• [EXTRACT PROVIDED]:
>> start
To enhance its capabilities, Oreo this year chose digital commerce agency Goodness as its DTC agency partner. The partnership evolved out of Goodness’ previous work to migrate Oreo from Adobe’s Magento e-commerce platform to Shopify to improve efficiency and user experiences.
“Shopify, and the tools that it unlocks, lets a brand like Oreo behave more like a digitally native brand and compete on that level,” said Ethan Martin, strategy director at Goodness. “That’s what the Oreo team specifically was after, and what Mondelēz is hoping to unlock across the whole portfolio.”
Uniting DTC and equity
Goodness’ work was two-fold: building a new e-commerce system that could be scaled across Mondelēz’s portfolio that would be efficient enough to outweigh the high cost of going direct to consumer, and opening up new opportunities for the brand’s OreoID customization platform.
“[With OreoID] we really had our chance to optimize, make something that was more modern, fun, sleek and cool and that feels like a dashboard, and really try to greatly reduce customer service calls and greatly increase conversion rate for every step,” said Donald Fierros, chief operating officer at Goodness.
>> end
• [COMPLETE THE FOLLOWING]:
a) According to the passage about Oreo's partnership with Goodness, which e-commerce platform did Goodness migrate Oreo away from?
b) Extend the passage about Oreo's partnership with Goodness, picking up right after its final sentence.
The lines that come after this sentence have no part in what is asked here.

• [PROVIDED DATA]:
>> start
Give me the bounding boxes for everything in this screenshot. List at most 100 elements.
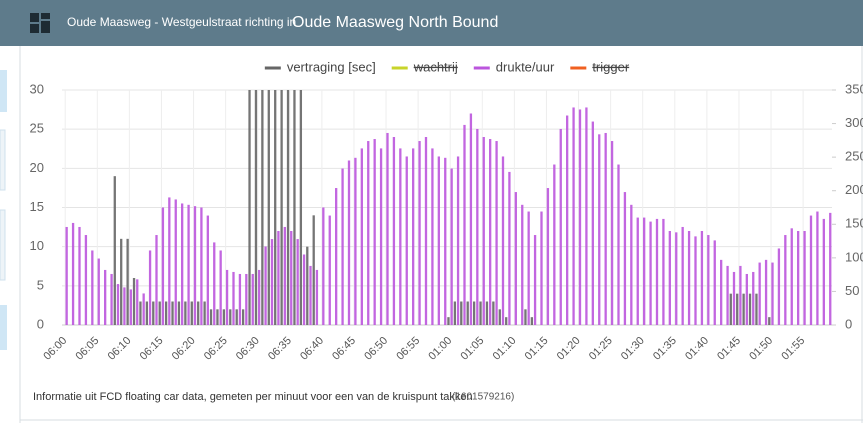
>> end
• [EXPECTED RESPONSES]:
a) Adobe's Magento e-commerce platform.

b)
The work also allowed Oreo to sell retail packs and limited-edition flavors through its e-commerce shop for the first time, opened up the ability to better integrate brand campaigns and unlocked the possibility for a deeper partnership with Goodness.
“There was opportunity with Goodness’ skill sets and the match between DTC and equity sides of Oreo where their goals are different,” Fierros said.
Experimenting with data
Since coming on as an agency partner in Q2 of this year, Goodness has worked to connect internal systems that it hopes will eventually allow for Oreo to deploy fully personalized communications that enhance engagement and conversion for DTC. Nearly half a year into its relationship with Oreo, Goodness has iterated on OreoID and is working to connect ad, media and CRM data to the e-commerce site. And despite its legacy bona fides, Oreo sees itself as an innovator around data in the space.
“The advantage that Oreo has is that they have this massive pillar of retail sales that's the core of their business,” Martin said. “It gives them real room to experiment and leverage their DTC platform in a way that maybe a digital brand can’t.”
Building and experimenting with a more connected data infrastructure through DTC will be key to Oreo’s needs on the equity side of its business around how it captures zero- and first-party data at every consumer touch point. Those imperatives are likely to persist, no matter what Google’s plans for third-party cookies portend.
“Building direct relationships with consumers through compelling value exchanges is at the very core of Oreo’s marketing transformation agenda,” said Hamish Stacy, senior manager and U.S. Oreo consumer data lead, via email. “It sets the foundation for developing a sustainable competitive advantage when applied to empathy at scale across our paid and owned ecosystem.”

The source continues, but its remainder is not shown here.